- _Written request_
Leave out the pictures and reproduce all of the data exactly.

— START OF Dataset —

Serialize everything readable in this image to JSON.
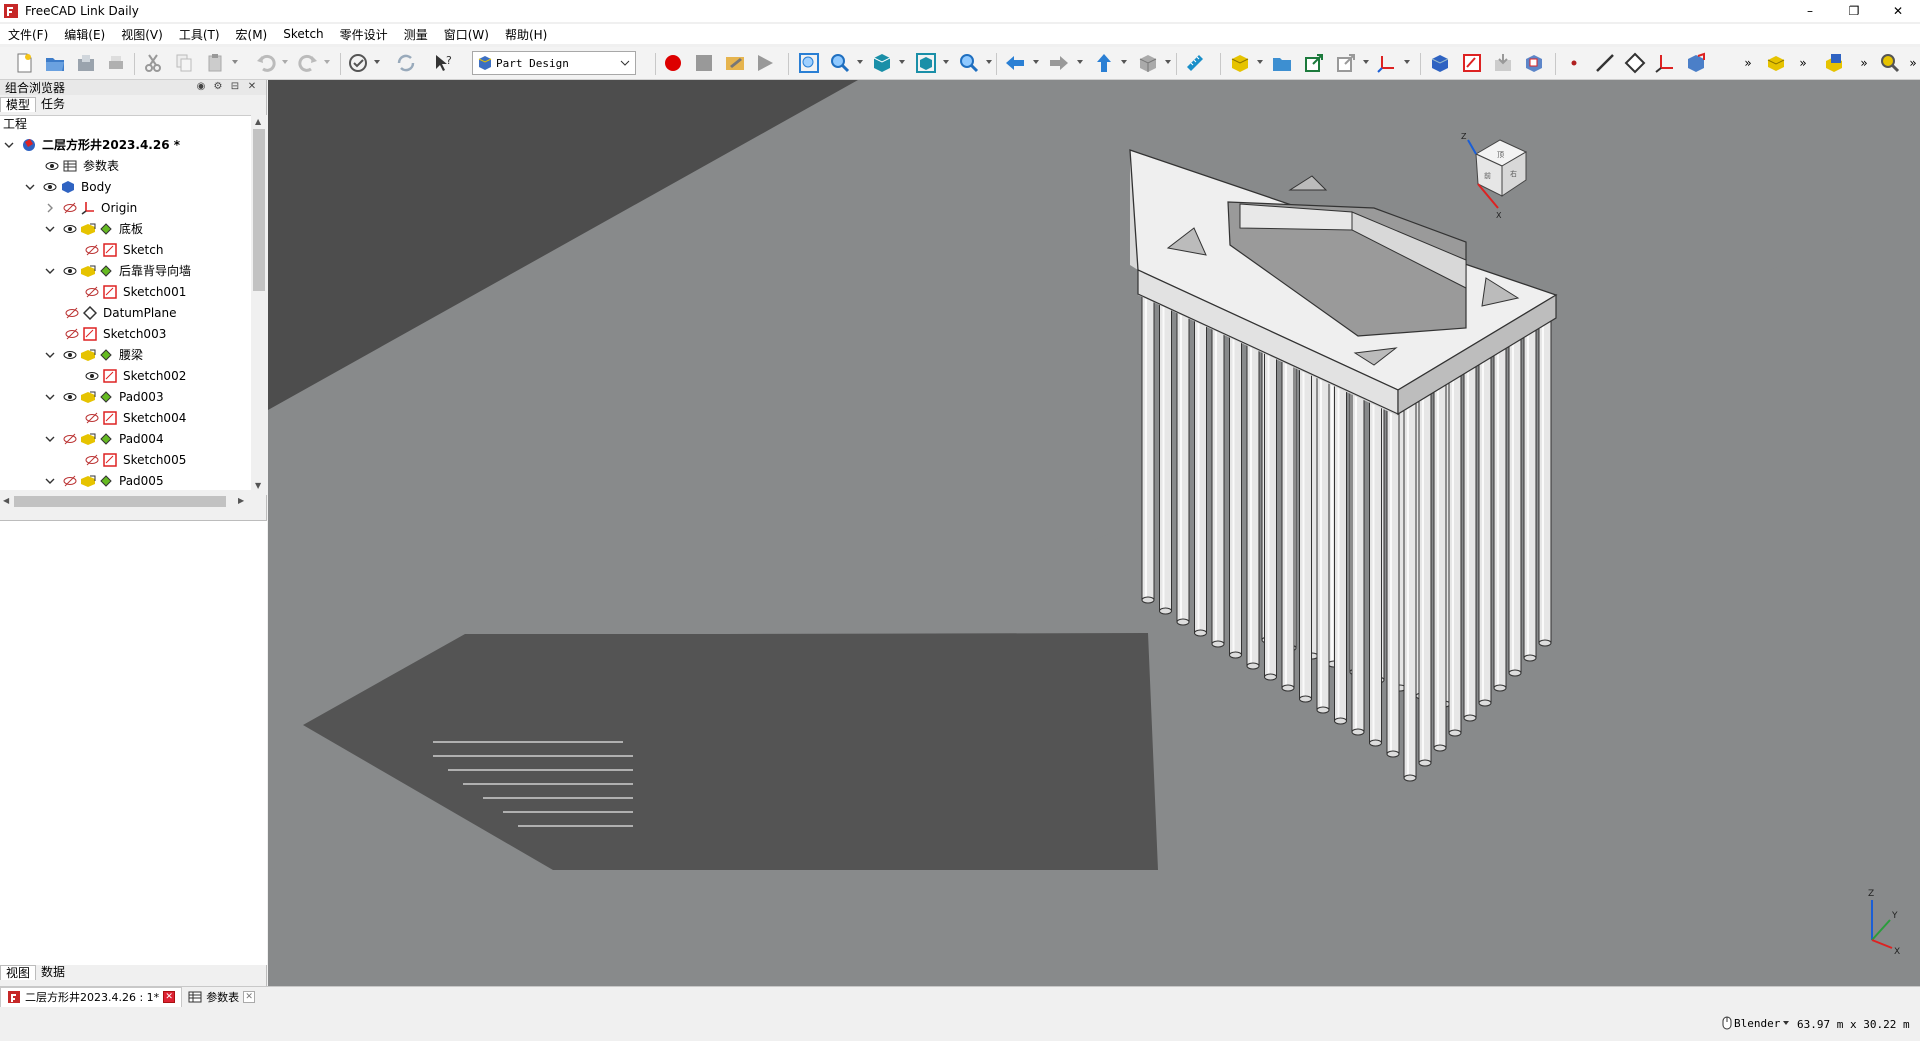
{
  "window": {
    "title": "FreeCAD Link Daily",
    "minimize": "–",
    "restore": "❐",
    "close": "✕"
  },
  "menu": [
    "文件(F)",
    "编辑(E)",
    "视图(V)",
    "工具(T)",
    "宏(M)",
    "Sketch",
    "零件设计",
    "测量",
    "窗口(W)",
    "帮助(H)"
  ],
  "toolbar": {
    "workbench": "Part Design",
    "overflow": "»"
  },
  "panel": {
    "title": "组合浏览器",
    "top_tabs": [
      "模型",
      "任务"
    ],
    "tree_header": "工程",
    "bottom_tabs": [
      "视图",
      "数据"
    ]
  },
  "tree": [
    {
      "label": "二层方形井2023.4.26 *",
      "bold": true
    },
    {
      "label": "参数表"
    },
    {
      "label": "Body"
    },
    {
      "label": "Origin"
    },
    {
      "label": "底板"
    },
    {
      "label": "Sketch"
    },
    {
      "label": "后靠背导向墙"
    },
    {
      "label": "Sketch001"
    },
    {
      "label": "DatumPlane"
    },
    {
      "label": "Sketch003"
    },
    {
      "label": "腰梁"
    },
    {
      "label": "Sketch002"
    },
    {
      "label": "Pad003"
    },
    {
      "label": "Sketch004"
    },
    {
      "label": "Pad004"
    },
    {
      "label": "Sketch005"
    },
    {
      "label": "Pad005"
    }
  ],
  "viewcube": {
    "top": "顶",
    "front": "前",
    "right": "右",
    "z": "Z",
    "x": "X"
  },
  "axis": {
    "z": "Z",
    "y": "Y",
    "x": "X"
  },
  "doc_tabs": [
    {
      "label": "二层方形井2023.4.26 : 1*"
    },
    {
      "label": "参数表"
    }
  ],
  "status": {
    "nav_style": "Blender",
    "dimensions": "63.97 m x 30.22 m"
  },
  "colors": {
    "viewport_bg": "#888a8b",
    "ground": "#585858",
    "floor_dark": "#4a4a4a",
    "model": "#e8e8e8"
  }
}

— END OF Dataset —

- _Answer below_
Serialize everything readable in this image to JSON.
{
  "window": {
    "title": "FreeCAD Link Daily",
    "minimize": "–",
    "restore": "❐",
    "close": "✕"
  },
  "menu": [
    "文件(F)",
    "编辑(E)",
    "视图(V)",
    "工具(T)",
    "宏(M)",
    "Sketch",
    "零件设计",
    "测量",
    "窗口(W)",
    "帮助(H)"
  ],
  "toolbar": {
    "workbench": "Part Design",
    "overflow": "»"
  },
  "panel": {
    "title": "组合浏览器",
    "top_tabs": [
      "模型",
      "任务"
    ],
    "tree_header": "工程",
    "bottom_tabs": [
      "视图",
      "数据"
    ]
  },
  "tree": [
    {
      "label": "二层方形井2023.4.26 *",
      "bold": true
    },
    {
      "label": "参数表"
    },
    {
      "label": "Body"
    },
    {
      "label": "Origin"
    },
    {
      "label": "底板"
    },
    {
      "label": "Sketch"
    },
    {
      "label": "后靠背导向墙"
    },
    {
      "label": "Sketch001"
    },
    {
      "label": "DatumPlane"
    },
    {
      "label": "Sketch003"
    },
    {
      "label": "腰梁"
    },
    {
      "label": "Sketch002"
    },
    {
      "label": "Pad003"
    },
    {
      "label": "Sketch004"
    },
    {
      "label": "Pad004"
    },
    {
      "label": "Sketch005"
    },
    {
      "label": "Pad005"
    }
  ],
  "viewcube": {
    "top": "顶",
    "front": "前",
    "right": "右",
    "z": "Z",
    "x": "X"
  },
  "axis": {
    "z": "Z",
    "y": "Y",
    "x": "X"
  },
  "doc_tabs": [
    {
      "label": "二层方形井2023.4.26 : 1*"
    },
    {
      "label": "参数表"
    }
  ],
  "status": {
    "nav_style": "Blender",
    "dimensions": "63.97 m x 30.22 m"
  },
  "colors": {
    "viewport_bg": "#888a8b",
    "ground": "#585858",
    "floor_dark": "#4a4a4a",
    "model": "#e8e8e8"
  }
}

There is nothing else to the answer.